Exercise details —
Down to the final line, print the records below exactly and without pictures.

Records from a data collection —

------------------------------------------------------------

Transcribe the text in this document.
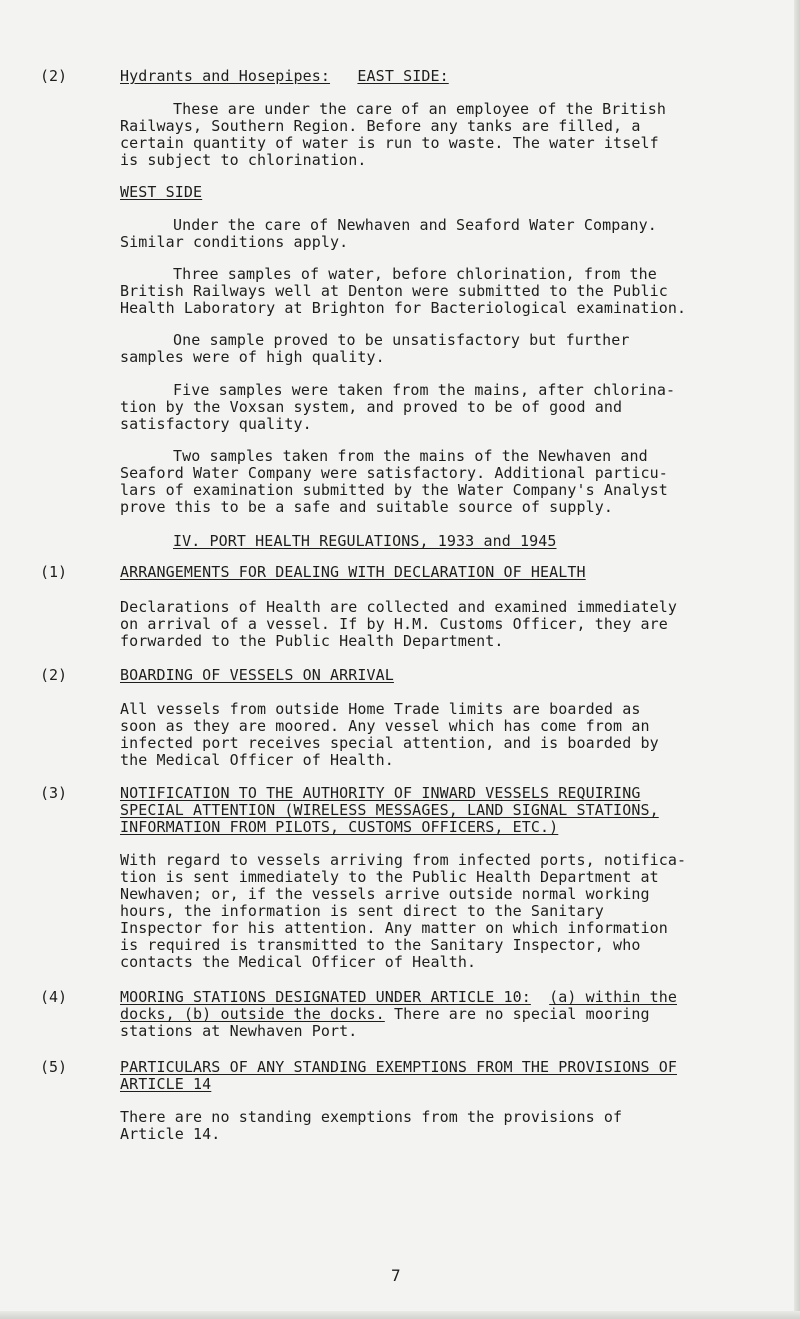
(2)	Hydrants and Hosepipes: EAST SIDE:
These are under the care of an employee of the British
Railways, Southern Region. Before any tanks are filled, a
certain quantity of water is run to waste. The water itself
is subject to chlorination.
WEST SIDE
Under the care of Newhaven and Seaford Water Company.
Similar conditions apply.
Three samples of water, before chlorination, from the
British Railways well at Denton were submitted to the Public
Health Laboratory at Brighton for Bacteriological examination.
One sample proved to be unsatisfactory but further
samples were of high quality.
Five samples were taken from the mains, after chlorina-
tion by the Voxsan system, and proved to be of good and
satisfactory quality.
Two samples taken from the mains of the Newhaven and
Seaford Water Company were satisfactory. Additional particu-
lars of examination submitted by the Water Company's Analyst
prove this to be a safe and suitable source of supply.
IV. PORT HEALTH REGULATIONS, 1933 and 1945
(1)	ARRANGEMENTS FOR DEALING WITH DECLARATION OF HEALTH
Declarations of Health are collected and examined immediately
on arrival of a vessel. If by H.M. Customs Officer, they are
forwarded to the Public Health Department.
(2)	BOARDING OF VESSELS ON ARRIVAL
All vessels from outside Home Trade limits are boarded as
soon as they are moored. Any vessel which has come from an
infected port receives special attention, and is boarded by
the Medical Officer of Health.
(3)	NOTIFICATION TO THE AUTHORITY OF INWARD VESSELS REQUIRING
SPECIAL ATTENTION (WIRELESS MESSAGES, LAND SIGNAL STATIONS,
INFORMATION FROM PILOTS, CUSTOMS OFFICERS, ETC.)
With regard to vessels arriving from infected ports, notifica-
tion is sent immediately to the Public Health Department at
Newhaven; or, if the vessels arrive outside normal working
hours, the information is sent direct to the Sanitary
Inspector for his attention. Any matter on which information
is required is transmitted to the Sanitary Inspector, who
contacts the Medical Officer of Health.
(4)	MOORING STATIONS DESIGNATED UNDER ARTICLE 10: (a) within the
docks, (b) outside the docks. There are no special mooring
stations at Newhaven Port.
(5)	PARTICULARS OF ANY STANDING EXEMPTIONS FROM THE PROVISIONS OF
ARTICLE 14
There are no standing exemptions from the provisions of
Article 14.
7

------------------------------------------------------------

Completed task —
Transcribe the text in this document.
(2)	Hydrants and Hosepipes: EAST SIDE:
These are under the care of an employee of the British
Railways, Southern Region. Before any tanks are filled, a
certain quantity of water is run to waste. The water itself
is subject to chlorination.
WEST SIDE
Under the care of Newhaven and Seaford Water Company.
Similar conditions apply.
Three samples of water, before chlorination, from the
British Railways well at Denton were submitted to the Public
Health Laboratory at Brighton for Bacteriological examination.
One sample proved to be unsatisfactory but further
samples were of high quality.
Five samples were taken from the mains, after chlorina-
tion by the Voxsan system, and proved to be of good and
satisfactory quality.
Two samples taken from the mains of the Newhaven and
Seaford Water Company were satisfactory. Additional particu-
lars of examination submitted by the Water Company's Analyst
prove this to be a safe and suitable source of supply.
IV. PORT HEALTH REGULATIONS, 1933 and 1945
(1)	ARRANGEMENTS FOR DEALING WITH DECLARATION OF HEALTH
Declarations of Health are collected and examined immediately
on arrival of a vessel. If by H.M. Customs Officer, they are
forwarded to the Public Health Department.
(2)	BOARDING OF VESSELS ON ARRIVAL
All vessels from outside Home Trade limits are boarded as
soon as they are moored. Any vessel which has come from an
infected port receives special attention, and is boarded by
the Medical Officer of Health.
(3)	NOTIFICATION TO THE AUTHORITY OF INWARD VESSELS REQUIRING
SPECIAL ATTENTION (WIRELESS MESSAGES, LAND SIGNAL STATIONS,
INFORMATION FROM PILOTS, CUSTOMS OFFICERS, ETC.)
With regard to vessels arriving from infected ports, notifica-
tion is sent immediately to the Public Health Department at
Newhaven; or, if the vessels arrive outside normal working
hours, the information is sent direct to the Sanitary
Inspector for his attention. Any matter on which information
is required is transmitted to the Sanitary Inspector, who
contacts the Medical Officer of Health.
(4)	MOORING STATIONS DESIGNATED UNDER ARTICLE 10: (a) within the
docks, (b) outside the docks. There are no special mooring
stations at Newhaven Port.
(5)	PARTICULARS OF ANY STANDING EXEMPTIONS FROM THE PROVISIONS OF
ARTICLE 14
There are no standing exemptions from the provisions of
Article 14.
7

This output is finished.